* _Set tasks_
1) Starting at the words "He was 16 when" and stopping after "Breen family home.", rewrite that stretch of the Gary Breen profile with "Maidstone" renamed to "Dartford".
2) Decide whether each statement agrees with the Gary Breen profile, answering yes or no and quoting the words that settle it: (a) Breen was 16 when he first played league football. (b) Breen accepted an apprenticeship offer from a big club. (c) Brian Kidd called from West Ham.

* _Text block_

= = = = = = =

That distinct sense of identity simplifies things. Best day? "Debut for Ireland."

Worst day? "Not playing for Ireland against Belgium."

Physically, Breen cuts an unusual figure in the rough and tumble of the typical English penalty area. He's not one of the game's hod carriers. Tall, bordering on gangly, with big brown saucer eyes that suggest a mournful placidity, he has an elegance of touch rarely found in a central defender. He's not in the mould of the blood and bandage centre half, forehead covered in the train-rack scars made by needle and catgut.

Mentally, though, he has himself sorted out to a degree which goes way beyond the cliche of good players being able to cover the first five yards in their heads. When people who know him talk of Gary Breen having a bit of devil in him, their meaning only unfolds when you speak with him and trace a finger back over his career path. Gary Breen covered the first five or six years of his football life in his head.

He was 16 when he first started playing league football, shoring up the back for fourth division Maidstone United before holes in the accounts took the club under. Breen had declined several offers of apprenticeships at big clubs, opting to stay in school, complete his A levels and, when the time came, head off to university to study law.

When Maidstone sank, Brian Kidd called from Manchester United asking Breen to take the train up. West Ham tried some persuasion. A few other clubs put in calls. Meanwhile, Damien Richardson, now of Shelbourne, then of Gillingham, made the journey up to northern London to the Breen family home.

= = = = = = =

* _Data rows_
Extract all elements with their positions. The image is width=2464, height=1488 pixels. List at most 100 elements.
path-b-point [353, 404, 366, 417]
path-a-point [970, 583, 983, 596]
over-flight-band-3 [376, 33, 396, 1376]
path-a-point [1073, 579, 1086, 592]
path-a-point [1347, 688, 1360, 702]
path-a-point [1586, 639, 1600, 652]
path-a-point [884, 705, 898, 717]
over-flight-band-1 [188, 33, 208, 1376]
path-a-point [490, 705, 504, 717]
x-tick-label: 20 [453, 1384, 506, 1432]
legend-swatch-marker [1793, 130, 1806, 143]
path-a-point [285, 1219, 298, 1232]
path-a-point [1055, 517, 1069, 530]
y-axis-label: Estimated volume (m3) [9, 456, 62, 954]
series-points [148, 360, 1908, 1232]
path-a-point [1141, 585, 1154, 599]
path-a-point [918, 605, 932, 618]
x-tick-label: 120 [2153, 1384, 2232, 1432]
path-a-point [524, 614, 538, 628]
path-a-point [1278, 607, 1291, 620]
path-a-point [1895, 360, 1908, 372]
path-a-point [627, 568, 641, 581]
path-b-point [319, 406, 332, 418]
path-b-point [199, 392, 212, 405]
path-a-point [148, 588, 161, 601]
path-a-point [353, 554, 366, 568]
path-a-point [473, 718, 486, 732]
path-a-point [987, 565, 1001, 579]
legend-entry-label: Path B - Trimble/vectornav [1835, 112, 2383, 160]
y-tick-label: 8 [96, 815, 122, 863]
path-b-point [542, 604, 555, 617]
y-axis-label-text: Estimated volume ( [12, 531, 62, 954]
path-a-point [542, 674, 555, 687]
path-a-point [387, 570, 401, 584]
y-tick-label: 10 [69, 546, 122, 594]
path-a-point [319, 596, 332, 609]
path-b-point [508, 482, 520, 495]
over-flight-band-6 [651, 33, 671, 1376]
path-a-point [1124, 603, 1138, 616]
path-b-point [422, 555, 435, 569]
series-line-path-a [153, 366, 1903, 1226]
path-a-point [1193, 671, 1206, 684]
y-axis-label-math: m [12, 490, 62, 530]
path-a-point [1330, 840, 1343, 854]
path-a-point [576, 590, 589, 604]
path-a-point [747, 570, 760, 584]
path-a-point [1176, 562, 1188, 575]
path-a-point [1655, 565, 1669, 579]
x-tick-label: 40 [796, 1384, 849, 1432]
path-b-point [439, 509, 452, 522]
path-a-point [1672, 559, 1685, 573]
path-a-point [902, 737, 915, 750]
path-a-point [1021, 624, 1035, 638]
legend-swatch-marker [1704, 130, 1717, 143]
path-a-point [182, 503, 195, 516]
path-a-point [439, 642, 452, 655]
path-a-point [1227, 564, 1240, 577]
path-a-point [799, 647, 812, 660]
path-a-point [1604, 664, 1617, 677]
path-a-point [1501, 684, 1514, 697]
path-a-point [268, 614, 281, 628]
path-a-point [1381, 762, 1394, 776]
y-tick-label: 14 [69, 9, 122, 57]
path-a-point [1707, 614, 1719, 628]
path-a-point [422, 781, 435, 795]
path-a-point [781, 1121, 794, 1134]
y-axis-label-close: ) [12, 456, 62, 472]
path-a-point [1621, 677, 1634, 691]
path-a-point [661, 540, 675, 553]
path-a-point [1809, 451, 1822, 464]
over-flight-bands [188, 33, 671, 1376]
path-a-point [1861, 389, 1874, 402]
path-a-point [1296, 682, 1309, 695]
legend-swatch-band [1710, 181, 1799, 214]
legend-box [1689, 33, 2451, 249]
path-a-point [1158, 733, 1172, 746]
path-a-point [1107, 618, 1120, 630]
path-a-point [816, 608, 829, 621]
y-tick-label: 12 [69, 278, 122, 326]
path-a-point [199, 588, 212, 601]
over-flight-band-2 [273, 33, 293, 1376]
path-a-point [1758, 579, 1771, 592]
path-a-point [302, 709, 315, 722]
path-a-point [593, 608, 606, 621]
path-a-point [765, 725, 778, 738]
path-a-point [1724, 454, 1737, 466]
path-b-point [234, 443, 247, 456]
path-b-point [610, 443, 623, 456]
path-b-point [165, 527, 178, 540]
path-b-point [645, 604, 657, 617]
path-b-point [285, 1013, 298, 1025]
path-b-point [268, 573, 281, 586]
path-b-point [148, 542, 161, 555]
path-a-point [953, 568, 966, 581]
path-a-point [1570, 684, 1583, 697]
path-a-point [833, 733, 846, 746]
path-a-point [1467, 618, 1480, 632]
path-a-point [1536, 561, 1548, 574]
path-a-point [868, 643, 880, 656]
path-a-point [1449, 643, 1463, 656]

= = = = = = =

* _Solutions by task_
1)
He was 16 when he first started playing league football, shoring up the back for fourth division Dartford United before holes in the accounts took the club under. Breen had declined several offers of apprenticeships at big clubs, opting to stay in school, complete his A levels and, when the time came, head off to university to study law.

When Dartford sank, Brian Kidd called from Manchester United asking Breen to take the train up. West Ham tried some persuasion. A few other clubs put in calls. Meanwhile, Damien Richardson, now of Shelbourne, then of Gillingham, made the journey up to northern London to the Breen family home.

2)
(a) Yes: "He was 16 when he first started playing league football."
(b) No: "Breen had declined several offers of apprenticeships at big clubs."
(c) No: "Brian Kidd called from Manchester United asking Breen to take the train up."